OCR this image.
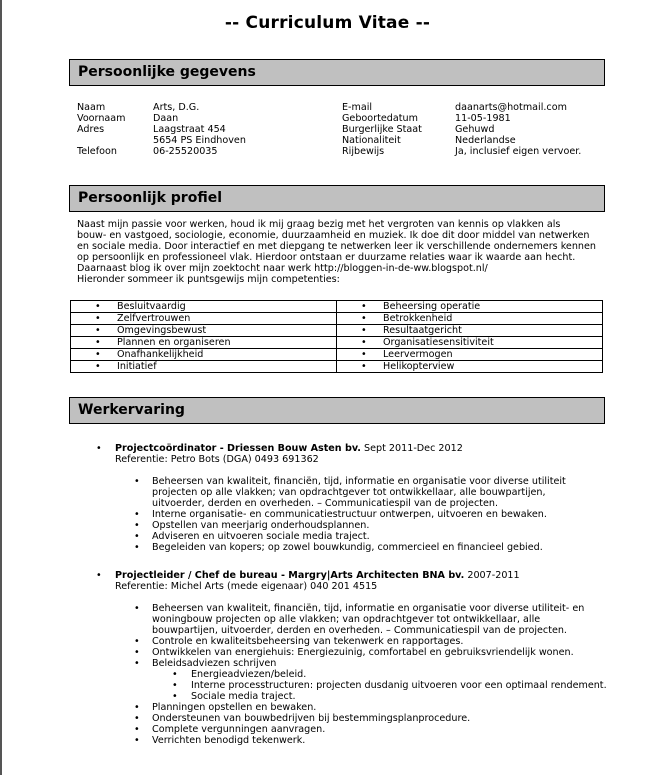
-- Curriculum Vitae --
Persoonlijke gegevens
Naam	Arts, D.G.
Voornaam	Daan
Adres	Laagstraat 454
5654 PS Eindhoven
Telefoon	06-25520035
E-mail	daanarts@hotmail.com
Geboortedatum	11-05-1981
Burgerlijke Staat	Gehuwd
Nationaliteit	Nederlandse
Rijbewijs	Ja, inclusief eigen vervoer.
Persoonlijk profiel

Naast mijn passie voor werken, houd ik mij graag bezig met het vergroten van kennis op vlakken als

bouw- en vastgoed, sociologie, economie, duurzaamheid en muziek. Ik doe dit door middel van netwerken

en sociale media. Door interactief en met diepgang te netwerken leer ik verschillende ondernemers kennen

op persoonlijk en professioneel vlak. Hierdoor ontstaan er duurzame relaties waar ik waarde aan hecht.

Daarnaast blog ik over mijn zoektocht naar werk http://bloggen-in-de-ww.blogspot.nl/

Hieronder sommeer ik puntsgewijs mijn competenties:

• Besluitvaardig	• Beheersing operatie

• Zelfvertrouwen	• Betrokkenheid

• Omgevingsbewust	• Resultaatgericht

• Plannen en organiseren	• Organisatiesensitiviteit

• Onafhankelijkheid	• Leervermogen

• Initiatief	• Helikopterview
Werkervaring
• Projectcoördinator - Driessen Bouw Asten bv. Sept 2011-Dec 2012
Referentie: Petro Bots (DGA) 0493 691362
• Beheersen van kwaliteit, financiën, tijd, informatie en organisatie voor diverse utiliteit
projecten op alle vlakken; van opdrachtgever tot ontwikkellaar, alle bouwpartijen,
uitvoerder, derden en overheden. – Communicatiespil van de projecten.
• Interne organisatie- en communicatiestructuur ontwerpen, uitvoeren en bewaken.
• Opstellen van meerjarig onderhoudsplannen.
• Adviseren en uitvoeren sociale media traject.
• Begeleiden van kopers; op zowel bouwkundig, commercieel en financieel gebied.
• Projectleider / Chef de bureau - Margry|Arts Architecten BNA bv. 2007-2011
Referentie: Michel Arts (mede eigenaar) 040 201 4515
• Beheersen van kwaliteit, financiën, tijd, informatie en organisatie voor diverse utiliteit- en
woningbouw projecten op alle vlakken; van opdrachtgever tot ontwikkellaar, alle
bouwpartijen, uitvoerder, derden en overheden. – Communicatiespil van de projecten.
• Controle en kwaliteitsbeheersing van tekenwerk en rapportages.
• Ontwikkelen van energiehuis: Energiezuinig, comfortabel en gebruiksvriendelijk wonen.
• Beleidsadviezen schrijven
• Energieadviezen/beleid.
• Interne processtructuren: projecten dusdanig uitvoeren voor een optimaal rendement.
• Sociale media traject.
• Planningen opstellen en bewaken.
• Ondersteunen van bouwbedrijven bij bestemmingsplanprocedure.
• Complete vergunningen aanvragen.
• Verrichten benodigd tekenwerk.
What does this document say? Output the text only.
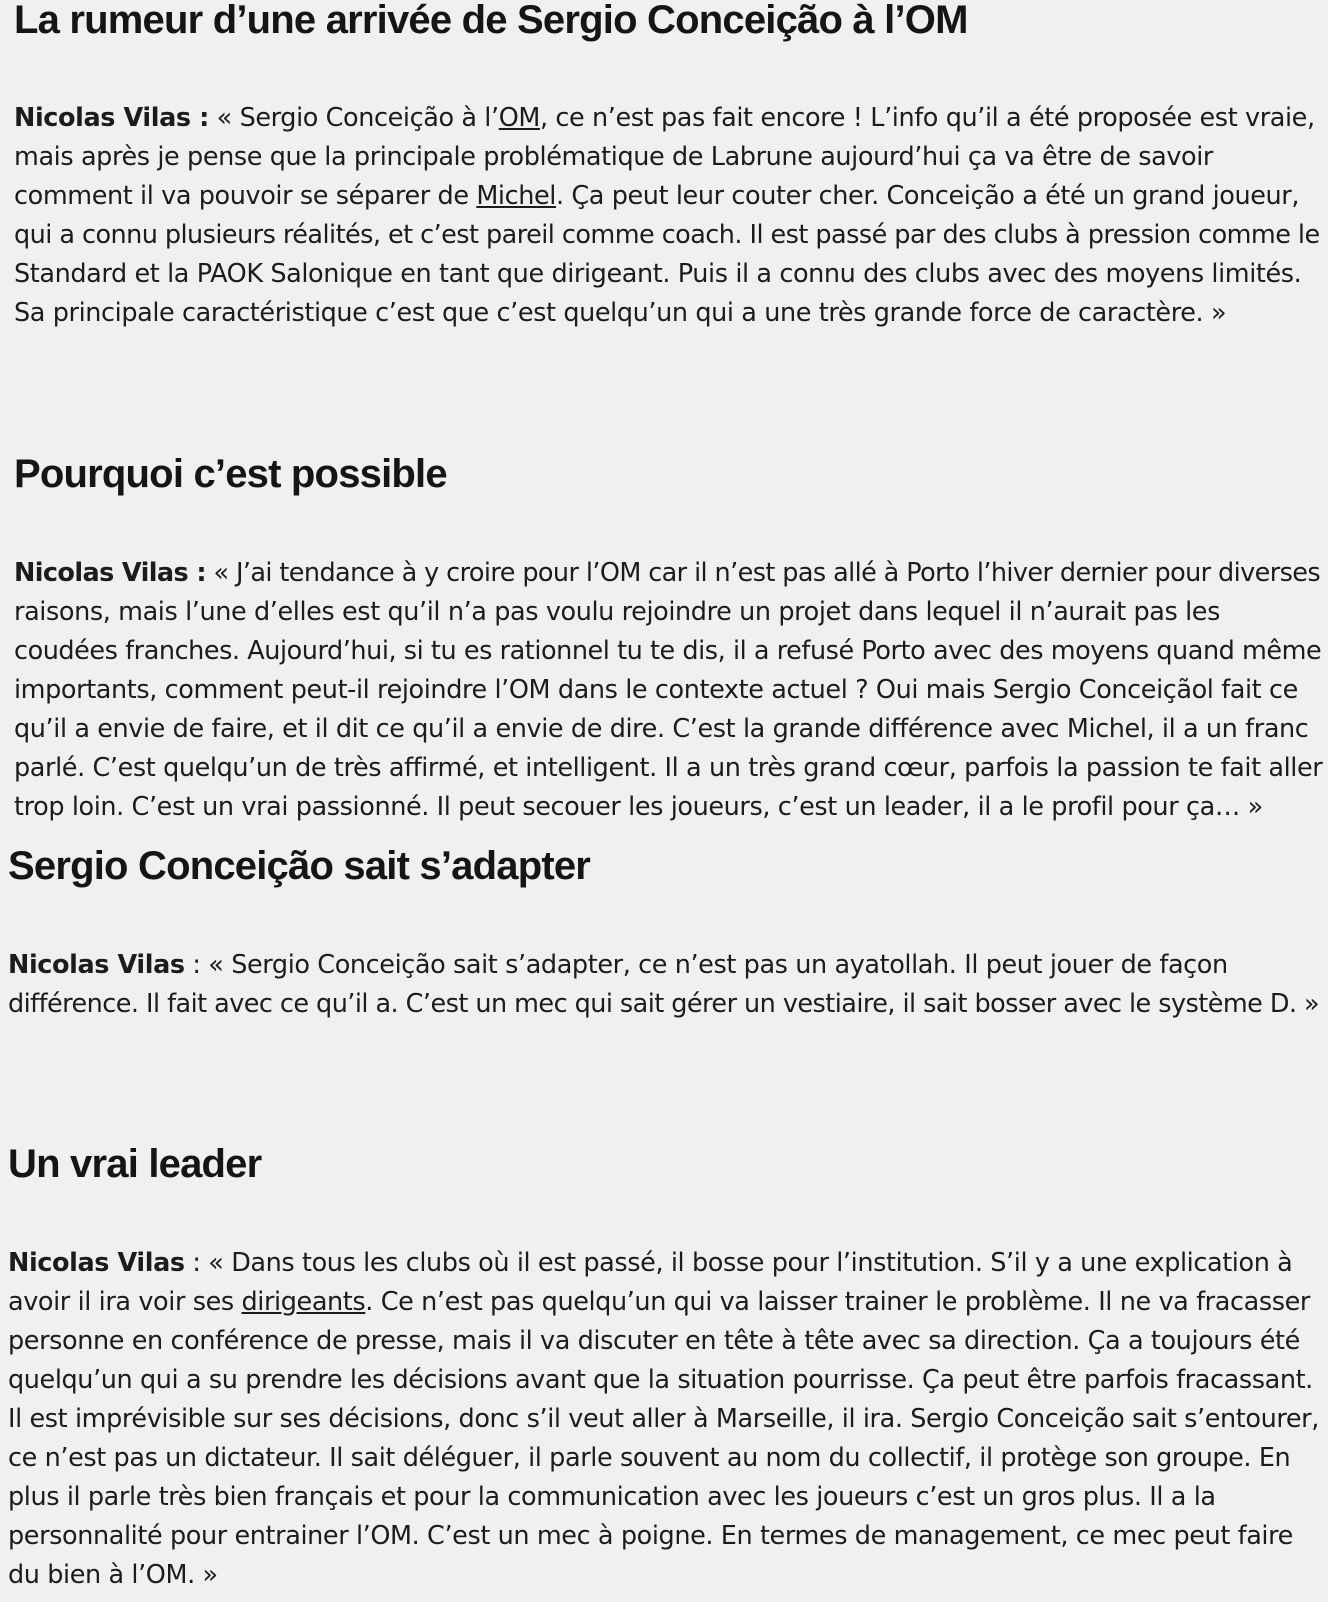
La rumeur d’une arrivée de Sergio Conceição à l’OM

Nicolas Vilas : « Sergio Conceição à l’OM, ce n’est pas fait encore ! L’info qu’il a été proposée est vraie,
mais après je pense que la principale problématique de Labrune aujourd’hui ça va être de savoir
comment il va pouvoir se séparer de Michel. Ça peut leur couter cher. Conceição a été un grand joueur,
qui a connu plusieurs réalités, et c’est pareil comme coach. Il est passé par des clubs à pression comme le
Standard et la PAOK Salonique en tant que dirigeant. Puis il a connu des clubs avec des moyens limités.
Sa principale caractéristique c’est que c’est quelqu’un qui a une très grande force de caractère. »

Pourquoi c’est possible

Nicolas Vilas : « J’ai tendance à y croire pour l’OM car il n’est pas allé à Porto l’hiver dernier pour diverses
raisons, mais l’une d’elles est qu’il n’a pas voulu rejoindre un projet dans lequel il n’aurait pas les
coudées franches. Aujourd’hui, si tu es rationnel tu te dis, il a refusé Porto avec des moyens quand même
importants, comment peut-il rejoindre l’OM dans le contexte actuel ? Oui mais Sergio Conceiçãol fait ce
qu’il a envie de faire, et il dit ce qu’il a envie de dire. C’est la grande différence avec Michel, il a un franc
parlé. C’est quelqu’un de très affirmé, et intelligent. Il a un très grand cœur, parfois la passion te fait aller
trop loin. C’est un vrai passionné. Il peut secouer les joueurs, c’est un leader, il a le profil pour ça… »

Sergio Conceição sait s’adapter

Nicolas Vilas : « Sergio Conceição sait s’adapter, ce n’est pas un ayatollah. Il peut jouer de façon
différence. Il fait avec ce qu’il a. C’est un mec qui sait gérer un vestiaire, il sait bosser avec le système D. »

Un vrai leader

Nicolas Vilas : « Dans tous les clubs où il est passé, il bosse pour l’institution. S’il y a une explication à
avoir il ira voir ses dirigeants. Ce n’est pas quelqu’un qui va laisser trainer le problème. Il ne va fracasser
personne en conférence de presse, mais il va discuter en tête à tête avec sa direction. Ça a toujours été
quelqu’un qui a su prendre les décisions avant que la situation pourrisse. Ça peut être parfois fracassant.
Il est imprévisible sur ses décisions, donc s’il veut aller à Marseille, il ira. Sergio Conceição sait s’entourer,
ce n’est pas un dictateur. Il sait déléguer, il parle souvent au nom du collectif, il protège son groupe. En
plus il parle très bien français et pour la communication avec les joueurs c’est un gros plus. Il a la
personnalité pour entrainer l’OM. C’est un mec à poigne. En termes de management, ce mec peut faire
du bien à l’OM. »
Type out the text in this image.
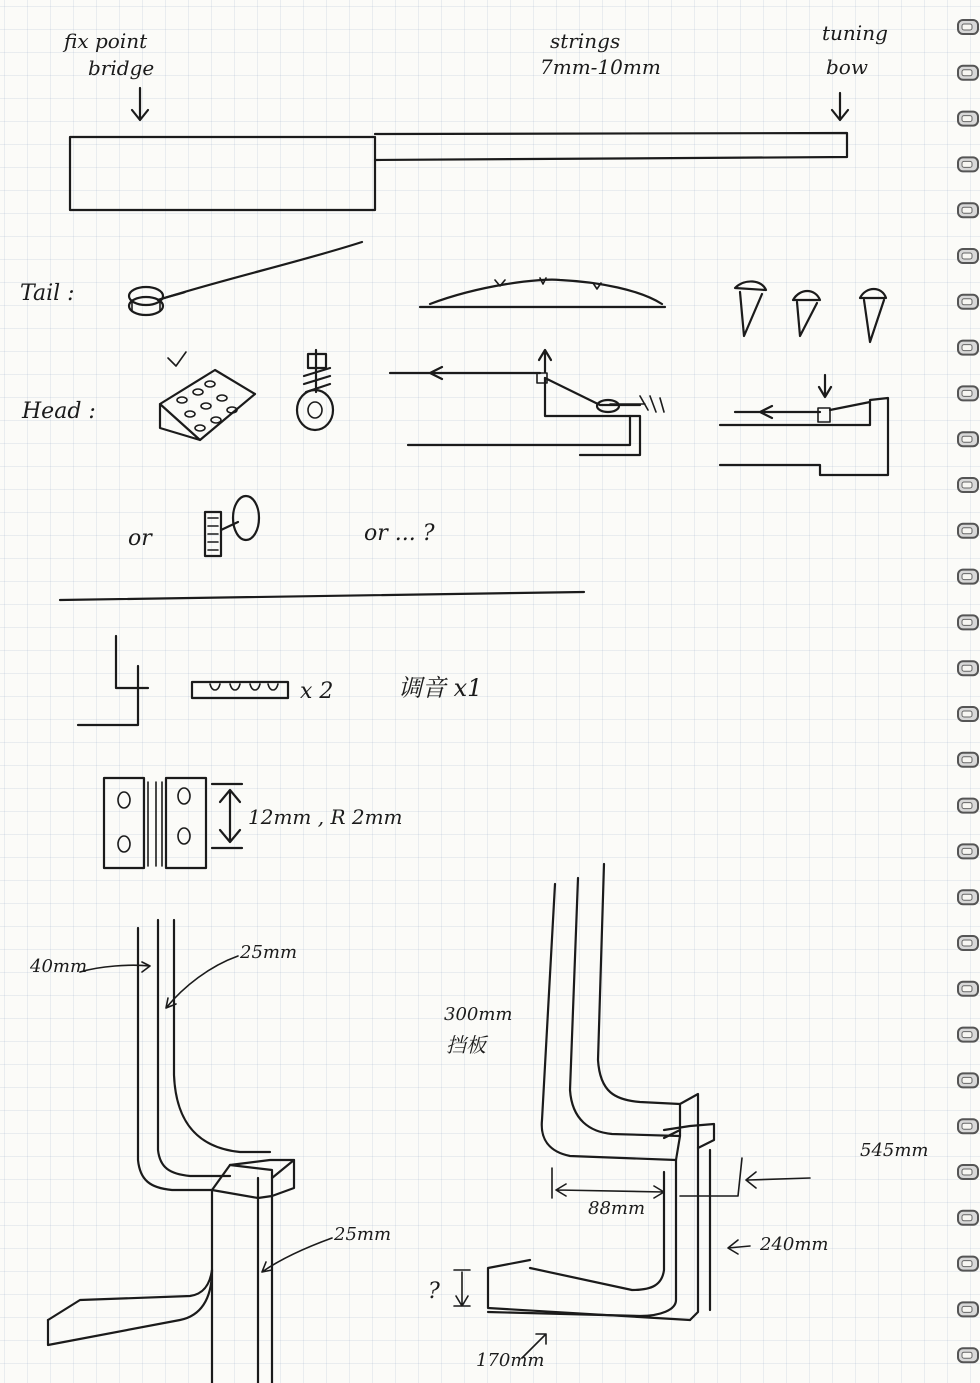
fix point
bridge
strings
7mm-10mm
tuning
bow
Tail :
Head :
or	or ... ?
x 2	调音 x1
12mm , R 2mm
40mm
25mm
25mm
300mm
挡板
88mm
545mm
240mm
?
170mm
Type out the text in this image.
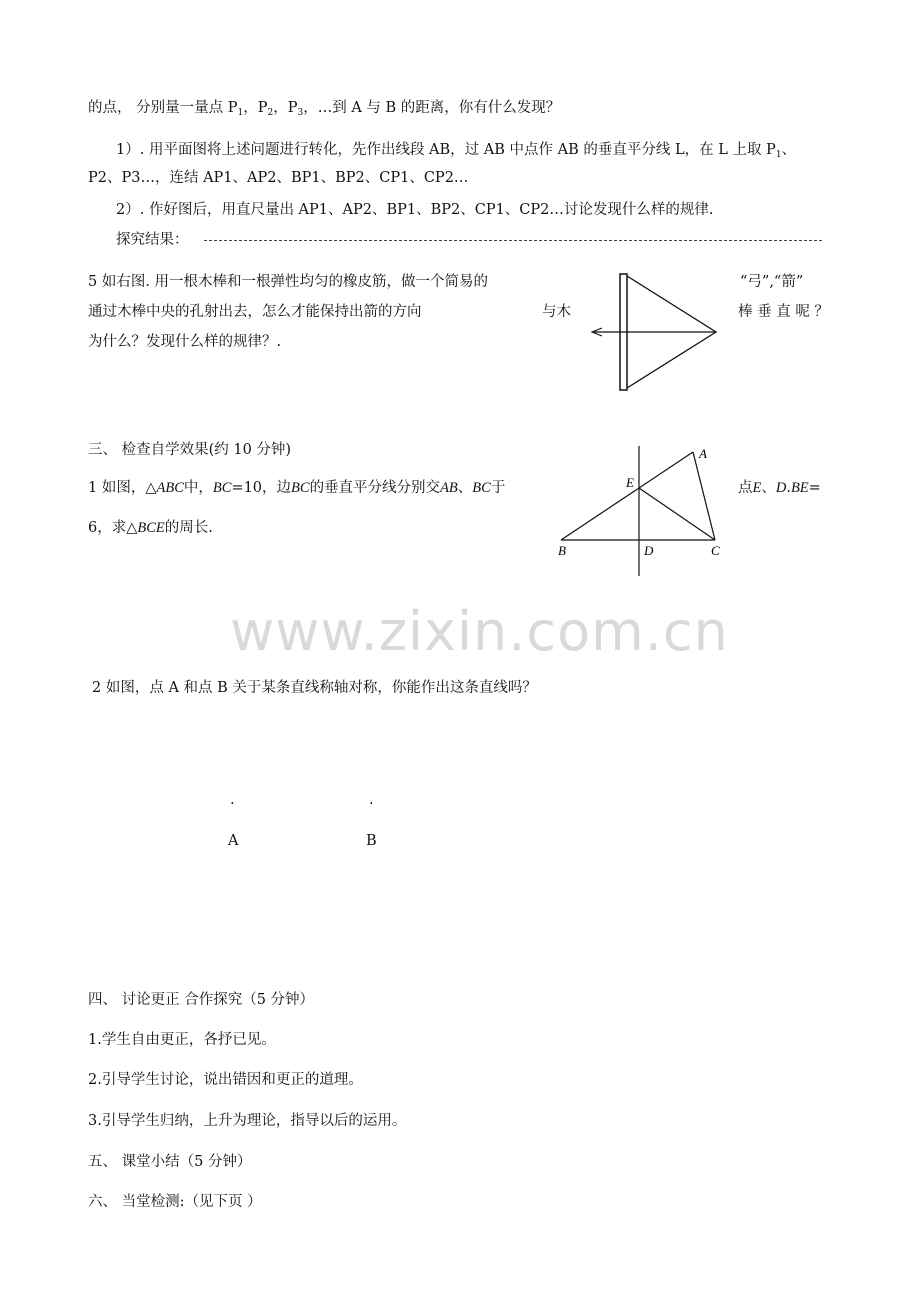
的点， 分别量一量点 $P_1$，$P_2$，$P_3$，…到 A 与 B 的距离，你有什么发现？
1）. 用平面图将上述问题进行转化，先作出线段 AB，过 AB 中点作 AB 的垂直平分线 L，在 L 上取 $P_1$、
P2、P3…，连结 AP1、AP2、BP1、BP2、CP1、CP2…
2）. 作好图后，用直尺量出 AP1、AP2、BP1、BP2、CP1、CP2…讨论发现什么样的规律.
探究结果：
5 如右图. 用一根木棒和一根弹性均匀的橡皮筋，做一个简易的	“弓”,“箭”
通过木棒中央的孔射出去，怎么才能保持出箭的方向	与木	棒 垂 直 呢 ？
为什么？发现什么样的规律？.
三、 检查自学效果(约 10 分钟)
1 如图，△ABC中，BC=10，边BC的垂直平分线分别交AB、BC于	点E、D.BE=
6，求△BCE的周长.
A
E
B	D	C
www.zixin.com.cn
2 如图，点 A 和点 B 关于某条直线称轴对称，你能作出这条直线吗？
.	.
A	B
四、 讨论更正 合作探究（5 分钟）
1.学生自由更正，各抒已见。
2.引导学生讨论，说出错因和更正的道理。
3.引导学生归纳，上升为理论，指导以后的运用。
五、 课堂小结（5 分钟）
六、 当堂检测:（见下页 ）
= = =
→ **WHAT TO WORK ON**
Give only the number of lines in the material above that hold the word "traject".

→ **ANSWER IN FULL**
2